**Actions to take:**
a. Reproduce the passage from the Chevy Volt connector thread between "There had to" and "(Aug 8, 2016)", inclusive.
b. Summarize the forum thread about the Chevy Volt BMS connector in two sentences.
c. Carry on the forum thread about the Chevy Volt BMS connector from the point where it stops.

**Reading passage:**
•••••
Well, let's see "if" &/or "how much" water, the BMS connector socket on a Chevy Volt (Gen 1) module, will hold.


----------



## remy_martian (Feb 4, 2019)

The battery is in a steel box in a Volt, so I'm having a hard time following why you're playing Betty Crocker with the connector receptacle.

Water cannot short adjacent pins. He's not running a submarine in ocean water - there is no conduction path.

If there was corrosion from water, which is highly unlikely with gold contacts, contact resistance would go up, but no heating since the BMS channels are high impedance.

There had to be a short between wires. The only way that could happen is a wire breaking off, then arcing as it flapped in the literal breeze. 

Damien doesn't want to play, but looking at BMS logs, if his system does logging, should reveal a flakey channel reading that eventually goes open. He may be aware of one that he could have procrastinated in fixing. 

Like Shuttle Orbiter Columbia, the readings go haywire, are blown off by the operators, then the melting happens.


----------



## Functional Artist (Aug 8, 2016)

remy_martian said:


> The battery is in a steel box in a Volt, so I'm having a hard time following why you're playing Betty Crocker with the connector receptacle.
> 
> Water cannot short adjacent pins. He's not running a submarine in ocean water - there is no conduction path.
> 
> ...


1.) No, the traction battery pack in a Chevy Volt, is NOT housed in a steel box. (& it certainly wasn't in this car)
•••••
Boxed element records:
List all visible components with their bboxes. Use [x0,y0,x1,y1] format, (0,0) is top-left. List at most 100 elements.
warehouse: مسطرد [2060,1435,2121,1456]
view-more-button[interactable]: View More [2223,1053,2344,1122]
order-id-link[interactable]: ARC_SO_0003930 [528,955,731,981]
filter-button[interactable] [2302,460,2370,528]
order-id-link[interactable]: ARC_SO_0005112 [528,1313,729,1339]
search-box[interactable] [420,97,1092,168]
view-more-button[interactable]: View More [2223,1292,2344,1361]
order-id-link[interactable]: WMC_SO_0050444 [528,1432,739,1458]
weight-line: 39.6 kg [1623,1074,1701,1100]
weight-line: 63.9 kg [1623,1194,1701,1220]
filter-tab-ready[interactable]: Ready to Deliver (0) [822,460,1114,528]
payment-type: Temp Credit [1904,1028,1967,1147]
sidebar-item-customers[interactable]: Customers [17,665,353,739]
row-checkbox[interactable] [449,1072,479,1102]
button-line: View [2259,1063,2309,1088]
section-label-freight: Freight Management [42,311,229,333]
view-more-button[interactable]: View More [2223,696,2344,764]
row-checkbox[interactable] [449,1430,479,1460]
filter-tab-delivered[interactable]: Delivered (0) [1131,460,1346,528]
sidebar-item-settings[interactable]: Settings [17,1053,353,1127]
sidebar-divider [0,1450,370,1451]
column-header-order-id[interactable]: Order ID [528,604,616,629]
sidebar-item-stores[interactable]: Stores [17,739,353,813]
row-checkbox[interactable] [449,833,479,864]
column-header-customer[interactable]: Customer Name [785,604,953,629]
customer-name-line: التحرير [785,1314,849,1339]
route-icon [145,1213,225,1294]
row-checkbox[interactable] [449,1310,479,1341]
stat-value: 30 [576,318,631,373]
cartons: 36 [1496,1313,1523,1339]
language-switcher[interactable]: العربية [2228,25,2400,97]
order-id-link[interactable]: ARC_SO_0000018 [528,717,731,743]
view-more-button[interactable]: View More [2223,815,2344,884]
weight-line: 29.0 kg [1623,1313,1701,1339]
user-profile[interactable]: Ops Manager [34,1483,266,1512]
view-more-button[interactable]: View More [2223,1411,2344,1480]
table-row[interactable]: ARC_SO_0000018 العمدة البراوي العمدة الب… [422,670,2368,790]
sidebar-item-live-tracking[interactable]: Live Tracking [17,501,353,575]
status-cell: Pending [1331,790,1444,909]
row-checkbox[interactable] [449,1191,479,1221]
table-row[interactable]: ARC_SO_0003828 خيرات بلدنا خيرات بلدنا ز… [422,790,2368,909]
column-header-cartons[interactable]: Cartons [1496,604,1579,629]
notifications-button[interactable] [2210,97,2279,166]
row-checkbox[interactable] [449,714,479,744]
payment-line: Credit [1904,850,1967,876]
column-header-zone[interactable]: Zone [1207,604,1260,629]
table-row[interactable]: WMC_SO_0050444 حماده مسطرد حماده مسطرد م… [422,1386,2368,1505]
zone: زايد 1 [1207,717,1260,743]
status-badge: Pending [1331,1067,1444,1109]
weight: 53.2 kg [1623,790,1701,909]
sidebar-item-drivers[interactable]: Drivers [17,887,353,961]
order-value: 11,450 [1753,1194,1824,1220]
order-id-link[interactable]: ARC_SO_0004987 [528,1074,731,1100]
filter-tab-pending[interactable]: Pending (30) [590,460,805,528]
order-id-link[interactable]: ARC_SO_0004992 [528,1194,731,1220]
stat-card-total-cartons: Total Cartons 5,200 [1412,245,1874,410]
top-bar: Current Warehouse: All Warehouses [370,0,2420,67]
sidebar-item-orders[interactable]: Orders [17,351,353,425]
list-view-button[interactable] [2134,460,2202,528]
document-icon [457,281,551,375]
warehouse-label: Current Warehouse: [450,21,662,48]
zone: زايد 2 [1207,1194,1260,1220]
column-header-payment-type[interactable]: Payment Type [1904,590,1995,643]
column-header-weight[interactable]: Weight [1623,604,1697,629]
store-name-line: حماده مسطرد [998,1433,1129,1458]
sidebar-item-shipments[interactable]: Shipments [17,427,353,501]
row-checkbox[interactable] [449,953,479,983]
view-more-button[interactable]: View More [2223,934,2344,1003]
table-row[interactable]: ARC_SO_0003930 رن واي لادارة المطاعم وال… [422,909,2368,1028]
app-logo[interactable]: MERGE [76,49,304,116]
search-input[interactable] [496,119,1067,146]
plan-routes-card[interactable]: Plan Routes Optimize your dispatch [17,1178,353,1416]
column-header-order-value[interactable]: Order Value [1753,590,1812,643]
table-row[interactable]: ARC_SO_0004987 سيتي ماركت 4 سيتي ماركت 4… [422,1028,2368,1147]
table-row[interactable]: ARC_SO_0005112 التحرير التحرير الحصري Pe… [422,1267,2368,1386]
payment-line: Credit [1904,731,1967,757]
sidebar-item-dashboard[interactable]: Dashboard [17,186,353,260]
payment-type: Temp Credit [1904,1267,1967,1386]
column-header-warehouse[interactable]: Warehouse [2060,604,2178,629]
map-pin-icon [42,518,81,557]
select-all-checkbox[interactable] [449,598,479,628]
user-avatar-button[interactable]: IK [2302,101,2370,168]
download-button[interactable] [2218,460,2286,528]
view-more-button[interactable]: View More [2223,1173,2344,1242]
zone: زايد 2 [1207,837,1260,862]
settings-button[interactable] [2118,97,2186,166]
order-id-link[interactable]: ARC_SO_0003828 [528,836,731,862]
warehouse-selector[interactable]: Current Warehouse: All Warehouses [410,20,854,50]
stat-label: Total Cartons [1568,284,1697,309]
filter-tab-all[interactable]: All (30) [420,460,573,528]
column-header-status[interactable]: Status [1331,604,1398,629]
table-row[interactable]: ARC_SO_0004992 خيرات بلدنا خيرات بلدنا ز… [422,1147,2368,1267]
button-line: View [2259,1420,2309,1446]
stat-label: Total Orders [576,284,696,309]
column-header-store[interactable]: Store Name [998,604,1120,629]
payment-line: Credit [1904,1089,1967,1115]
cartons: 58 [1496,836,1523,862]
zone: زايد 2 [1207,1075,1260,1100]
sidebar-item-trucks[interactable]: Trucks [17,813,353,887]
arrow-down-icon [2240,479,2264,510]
•••••
**Outputs for the tasks:**
a.
There had to be a short between wires. The only way that could happen is a wire breaking off, then arcing as it flapped in the literal breeze. 

Damien doesn't want to play, but looking at BMS logs, if his system does logging, should reveal a flakey channel reading that eventually goes open. He may be aware of one that he could have procrastinated in fixing. 

Like Shuttle Orbiter Columbia, the readings go haywire, are blown off by the operators, then the melting happens.


----------



## Functional Artist (Aug 8, 2016)

b. One poster argues that water could not have shorted the BMS connector pins because the Volt's battery is in a steel box and there is no conduction path, so the short must have come from a broken wire arcing, which BMS logs might reveal. A reply counters that the Volt's traction battery pack is not housed in a steel box, and certainly was not in this car.

c.
In a Chevy Volt the traction battery pack is just "clamped" down to a steel "tray"
...& then, has a plastic/fiberglass "cover" bolted down over it. 
...but, when installed in the car, the "steel" floor "is" a secondary "safety barrier" between the battery pack & the occupants.

2.) When investigating a fire, the first & main place to look is at the "point of ignition"
...& that "point of ignition" is easily identifiable, in this situation
...& the "fire" seemed to be concentrated "in" or "at" the BMS connector receptacle 

3.) That BMS "pigtail" looked to be "stock" (as all of the others)
...& they are usually "pinned down", to the module, with a proximity clip (& not literally "flapping" in the breeze) 
...& looking at the pics & the video, "it" looks to be in its "stock position" & mostly still intact (just burned up)

4.) I agree, Damien "should be" the one "spear heading" this investigation (he has info "we" don't)
...& because he knows what & how he did things
...& he's right there "at the scene"


----------



## piotrsko (Dec 9, 2007)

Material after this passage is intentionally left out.